*Selected extract*:
--------

Oral l‐ornithine‐l‐aspartate in minimal hepatic encephalopathy: A randomized, double‐blind, placebo‐controlled trial

Abstract

Evaluate efficacy/safety of oral l-ornithine-l-aspartate (LOLA) in controlling minimal hepatic encephalopathy (MHE). Consecutive cirrhotic outpatients with MHE (defined by psychometric number connection tests A/B [NCT-A/B] and digit symbol substitution test [DSST] score of >2 standard deviations) were randomized to a 60-day oral LOLA (5 g t.i.d) or placebo group. Critical flicker frequency test (CFF), quantitative electroencephalogram (qEEG), arterial ammonia (NH3), Beck's anxiety-depression forms and liver disease quality of life (LD-QOL) were assessed. Patients were followed for 6 months after the end of the study to assess LOLA prophylactic role on overt hepatic encephalopathy (OHE). Sixty-four patients were included, 63 (98.4%) with MHE. In six of these patients, CFT was less than 39 Hz (9.52%); NH3 was increased in 32 (50.8%); 25% had abnormal qEEG. Age, sex, scholarship, Child-Pugh (CP), Model for End-Stage Liver Disease, NCT-A/B, DSST, CFF and NH3 were similar in both groups at the baseline. LOLA led to a significant improvement in NCT-B age-controlled z-score (3.4 ± 3.4 vs 1.5 ± 2.3, P = 0.01) and CFF (42.2 ± 5.8 vs 45.2 ± 5.8, P = 0.02), comparing the first and the last visit, but there were no differences between LOLA and placebo regarding the whole psychometric battery, CFF, LD-QOL and Beck's forms. No serious adverse effects occurred. Patients taking LOLA had less episodes of OHE at 6 months (5% vs 37.9%, P = 0.016), as they have significant improvement on liver function assessed by CP (P < 0.001). A 60-day oral LOLA course was not better than placebo in treating MHE, but was useful in preventing further episodes of OHE.

--------

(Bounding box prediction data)
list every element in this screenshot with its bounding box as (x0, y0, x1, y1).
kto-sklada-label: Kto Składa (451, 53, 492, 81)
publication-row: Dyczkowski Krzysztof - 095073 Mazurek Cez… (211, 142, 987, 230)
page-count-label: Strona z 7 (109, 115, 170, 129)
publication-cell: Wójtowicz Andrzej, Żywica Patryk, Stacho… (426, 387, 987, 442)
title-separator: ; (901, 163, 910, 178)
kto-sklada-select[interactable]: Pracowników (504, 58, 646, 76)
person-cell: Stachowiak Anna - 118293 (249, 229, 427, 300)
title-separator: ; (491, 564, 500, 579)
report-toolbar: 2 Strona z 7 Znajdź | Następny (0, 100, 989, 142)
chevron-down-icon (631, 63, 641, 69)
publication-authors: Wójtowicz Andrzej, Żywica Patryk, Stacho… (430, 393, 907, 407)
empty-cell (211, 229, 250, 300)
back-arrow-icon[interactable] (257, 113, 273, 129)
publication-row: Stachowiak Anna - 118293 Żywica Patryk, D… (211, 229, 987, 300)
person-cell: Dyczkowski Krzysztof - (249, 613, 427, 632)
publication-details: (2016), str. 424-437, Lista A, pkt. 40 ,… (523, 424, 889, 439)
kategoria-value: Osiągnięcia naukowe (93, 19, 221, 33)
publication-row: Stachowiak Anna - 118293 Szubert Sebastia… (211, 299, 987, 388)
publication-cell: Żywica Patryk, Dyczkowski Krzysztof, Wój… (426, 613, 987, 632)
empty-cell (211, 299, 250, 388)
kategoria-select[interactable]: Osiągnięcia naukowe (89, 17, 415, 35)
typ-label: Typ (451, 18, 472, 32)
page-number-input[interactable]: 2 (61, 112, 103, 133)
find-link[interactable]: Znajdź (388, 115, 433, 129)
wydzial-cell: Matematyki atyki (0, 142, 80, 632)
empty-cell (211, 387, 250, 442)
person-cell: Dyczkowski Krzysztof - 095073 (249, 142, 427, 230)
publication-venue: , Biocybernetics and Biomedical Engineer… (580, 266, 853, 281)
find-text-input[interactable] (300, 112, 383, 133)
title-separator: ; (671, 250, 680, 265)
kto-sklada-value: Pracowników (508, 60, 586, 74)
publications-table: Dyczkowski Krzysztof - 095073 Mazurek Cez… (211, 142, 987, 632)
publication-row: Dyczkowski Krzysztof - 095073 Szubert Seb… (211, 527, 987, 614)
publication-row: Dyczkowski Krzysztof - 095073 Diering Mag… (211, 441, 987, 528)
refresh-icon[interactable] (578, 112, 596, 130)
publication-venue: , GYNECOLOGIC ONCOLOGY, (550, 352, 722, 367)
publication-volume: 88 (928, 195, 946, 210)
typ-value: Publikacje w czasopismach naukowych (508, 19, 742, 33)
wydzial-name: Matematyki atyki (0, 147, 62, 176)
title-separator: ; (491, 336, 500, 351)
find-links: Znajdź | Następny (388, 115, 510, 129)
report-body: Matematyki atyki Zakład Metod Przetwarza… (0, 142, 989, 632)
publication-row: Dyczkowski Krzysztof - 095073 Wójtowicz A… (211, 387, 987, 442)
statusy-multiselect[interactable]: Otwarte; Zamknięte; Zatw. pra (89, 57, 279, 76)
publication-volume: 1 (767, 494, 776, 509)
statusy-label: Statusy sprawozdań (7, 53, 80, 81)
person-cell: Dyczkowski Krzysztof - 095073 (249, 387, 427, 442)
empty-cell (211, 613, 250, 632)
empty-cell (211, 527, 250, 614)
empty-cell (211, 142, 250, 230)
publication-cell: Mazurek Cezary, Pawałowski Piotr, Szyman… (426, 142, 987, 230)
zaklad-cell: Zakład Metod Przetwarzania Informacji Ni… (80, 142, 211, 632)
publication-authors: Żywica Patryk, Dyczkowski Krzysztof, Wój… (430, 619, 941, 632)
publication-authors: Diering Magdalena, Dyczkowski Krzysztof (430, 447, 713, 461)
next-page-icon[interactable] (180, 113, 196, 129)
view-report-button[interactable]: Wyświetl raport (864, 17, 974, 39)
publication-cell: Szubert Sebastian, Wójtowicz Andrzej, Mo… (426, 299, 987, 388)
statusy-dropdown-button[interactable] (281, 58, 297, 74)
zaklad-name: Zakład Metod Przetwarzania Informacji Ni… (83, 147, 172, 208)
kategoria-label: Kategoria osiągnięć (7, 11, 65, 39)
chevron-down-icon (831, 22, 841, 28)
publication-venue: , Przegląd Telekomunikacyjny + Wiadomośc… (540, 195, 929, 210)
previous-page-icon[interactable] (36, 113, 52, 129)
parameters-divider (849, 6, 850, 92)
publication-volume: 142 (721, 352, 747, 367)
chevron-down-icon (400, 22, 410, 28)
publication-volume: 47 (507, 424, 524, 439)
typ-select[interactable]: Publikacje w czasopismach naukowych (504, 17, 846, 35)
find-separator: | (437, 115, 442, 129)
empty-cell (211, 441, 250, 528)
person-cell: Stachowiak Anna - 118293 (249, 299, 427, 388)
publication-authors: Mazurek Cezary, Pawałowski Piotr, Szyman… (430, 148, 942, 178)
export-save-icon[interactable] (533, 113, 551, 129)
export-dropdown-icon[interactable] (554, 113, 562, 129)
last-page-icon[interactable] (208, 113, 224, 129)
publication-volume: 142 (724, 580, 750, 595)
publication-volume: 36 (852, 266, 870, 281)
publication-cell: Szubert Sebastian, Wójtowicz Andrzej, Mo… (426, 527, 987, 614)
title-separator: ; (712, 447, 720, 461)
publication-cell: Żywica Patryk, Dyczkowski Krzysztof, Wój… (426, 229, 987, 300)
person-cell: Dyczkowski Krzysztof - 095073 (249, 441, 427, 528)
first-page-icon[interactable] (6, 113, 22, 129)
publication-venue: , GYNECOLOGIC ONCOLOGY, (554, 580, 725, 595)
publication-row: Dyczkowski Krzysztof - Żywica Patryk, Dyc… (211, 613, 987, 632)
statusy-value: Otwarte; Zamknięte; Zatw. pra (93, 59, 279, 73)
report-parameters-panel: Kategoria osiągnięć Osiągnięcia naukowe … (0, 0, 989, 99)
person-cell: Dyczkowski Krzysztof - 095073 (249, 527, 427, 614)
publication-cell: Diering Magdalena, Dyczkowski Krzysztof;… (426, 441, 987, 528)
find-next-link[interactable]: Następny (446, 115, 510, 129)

--------

*Task description*:
Answer these questions from the trial abstract.
(a) What dose of oral LOLA did patients receive, and for how many days?
(b) For how long were patients followed after the end of the study?
(c) What percentage of patients had OHE episodes at 6 months in the LOLA group and in the placebo group?

*Reply to the exercise*:
(a) 5 g t.i.d. for 60 days.
(b) 6 months.
(c) 5% in the LOLA group and 37.9% in the placebo group (P = 0.016).